THE PROBLEM: The records that follow are to be transcribed in full, without their images.

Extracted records
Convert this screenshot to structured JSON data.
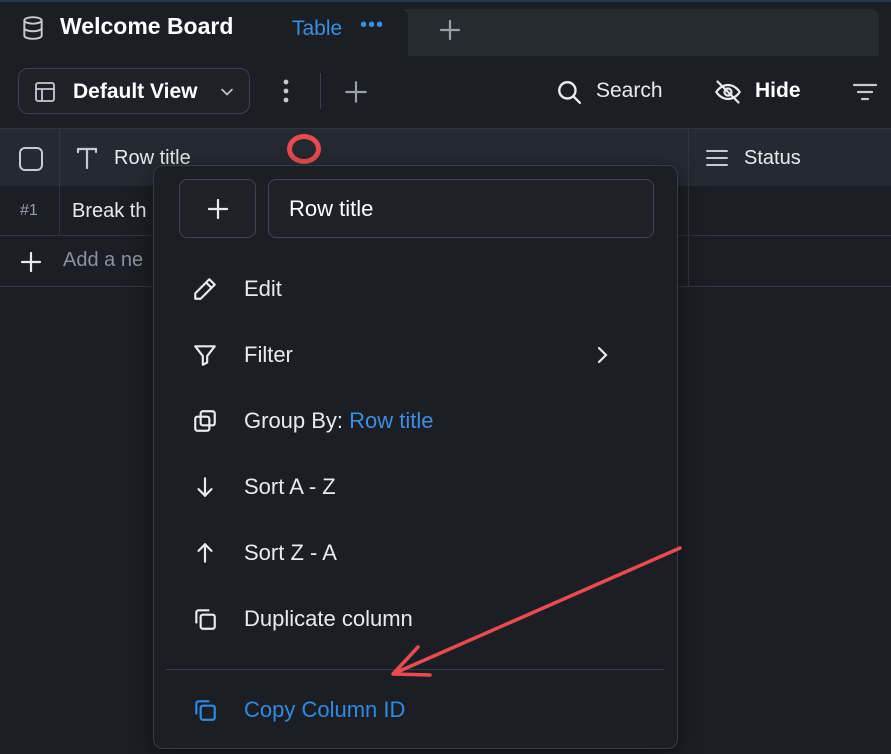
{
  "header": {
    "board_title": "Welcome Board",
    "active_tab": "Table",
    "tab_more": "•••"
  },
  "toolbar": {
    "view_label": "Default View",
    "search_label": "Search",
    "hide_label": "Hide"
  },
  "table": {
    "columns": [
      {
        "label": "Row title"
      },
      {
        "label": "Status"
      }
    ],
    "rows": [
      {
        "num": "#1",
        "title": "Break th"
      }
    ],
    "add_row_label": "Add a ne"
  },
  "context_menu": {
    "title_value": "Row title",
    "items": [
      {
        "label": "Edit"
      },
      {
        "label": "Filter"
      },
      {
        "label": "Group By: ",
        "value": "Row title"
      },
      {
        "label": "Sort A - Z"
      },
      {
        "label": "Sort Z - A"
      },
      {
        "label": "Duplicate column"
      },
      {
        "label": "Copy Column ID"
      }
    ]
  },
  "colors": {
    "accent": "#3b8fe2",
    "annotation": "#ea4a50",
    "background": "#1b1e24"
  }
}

SOLUTION FOR THIS PROBLEM:
Convert this screenshot to structured JSON data.
{
  "header": {
    "board_title": "Welcome Board",
    "active_tab": "Table",
    "tab_more": "•••"
  },
  "toolbar": {
    "view_label": "Default View",
    "search_label": "Search",
    "hide_label": "Hide"
  },
  "table": {
    "columns": [
      {
        "label": "Row title"
      },
      {
        "label": "Status"
      }
    ],
    "rows": [
      {
        "num": "#1",
        "title": "Break th"
      }
    ],
    "add_row_label": "Add a ne"
  },
  "context_menu": {
    "title_value": "Row title",
    "items": [
      {
        "label": "Edit"
      },
      {
        "label": "Filter"
      },
      {
        "label": "Group By: ",
        "value": "Row title"
      },
      {
        "label": "Sort A - Z"
      },
      {
        "label": "Sort Z - A"
      },
      {
        "label": "Duplicate column"
      },
      {
        "label": "Copy Column ID"
      }
    ]
  },
  "colors": {
    "accent": "#3b8fe2",
    "annotation": "#ea4a50",
    "background": "#1b1e24"
  }
}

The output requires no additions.